**RECORD LIST**
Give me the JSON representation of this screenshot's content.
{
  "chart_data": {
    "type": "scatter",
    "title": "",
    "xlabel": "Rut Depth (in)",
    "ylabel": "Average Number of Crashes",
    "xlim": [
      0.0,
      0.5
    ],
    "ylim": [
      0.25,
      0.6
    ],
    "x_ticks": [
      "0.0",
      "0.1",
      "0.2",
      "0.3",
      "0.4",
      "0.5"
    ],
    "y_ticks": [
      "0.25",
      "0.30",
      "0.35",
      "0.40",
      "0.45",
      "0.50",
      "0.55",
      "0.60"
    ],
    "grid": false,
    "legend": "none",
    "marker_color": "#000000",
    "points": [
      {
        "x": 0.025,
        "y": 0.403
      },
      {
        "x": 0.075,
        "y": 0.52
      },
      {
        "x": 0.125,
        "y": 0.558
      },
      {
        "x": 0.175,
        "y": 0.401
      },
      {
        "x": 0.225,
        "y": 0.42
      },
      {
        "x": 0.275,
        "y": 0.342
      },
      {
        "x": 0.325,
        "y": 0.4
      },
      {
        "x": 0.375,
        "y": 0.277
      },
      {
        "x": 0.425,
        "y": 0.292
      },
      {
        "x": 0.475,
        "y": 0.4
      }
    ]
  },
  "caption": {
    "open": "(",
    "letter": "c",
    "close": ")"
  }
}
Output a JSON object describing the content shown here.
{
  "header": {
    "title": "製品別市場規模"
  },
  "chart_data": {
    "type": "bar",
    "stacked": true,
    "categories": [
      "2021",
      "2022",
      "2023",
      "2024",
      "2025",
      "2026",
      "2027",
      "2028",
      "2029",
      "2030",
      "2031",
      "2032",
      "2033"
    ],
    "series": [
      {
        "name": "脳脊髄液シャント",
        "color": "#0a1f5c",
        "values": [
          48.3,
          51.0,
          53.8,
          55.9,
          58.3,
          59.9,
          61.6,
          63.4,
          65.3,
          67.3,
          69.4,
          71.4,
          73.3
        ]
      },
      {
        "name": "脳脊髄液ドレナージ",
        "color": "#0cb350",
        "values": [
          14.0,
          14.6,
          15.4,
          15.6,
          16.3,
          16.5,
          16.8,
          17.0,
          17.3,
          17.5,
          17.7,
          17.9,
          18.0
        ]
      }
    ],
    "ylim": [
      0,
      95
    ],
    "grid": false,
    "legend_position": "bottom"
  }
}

**GIVEN TASK**
Copy every line above that includes the string "JSON".

**SOLUTION**
Give me the JSON representation of this screenshot's content.
Output a JSON object describing the content shown here.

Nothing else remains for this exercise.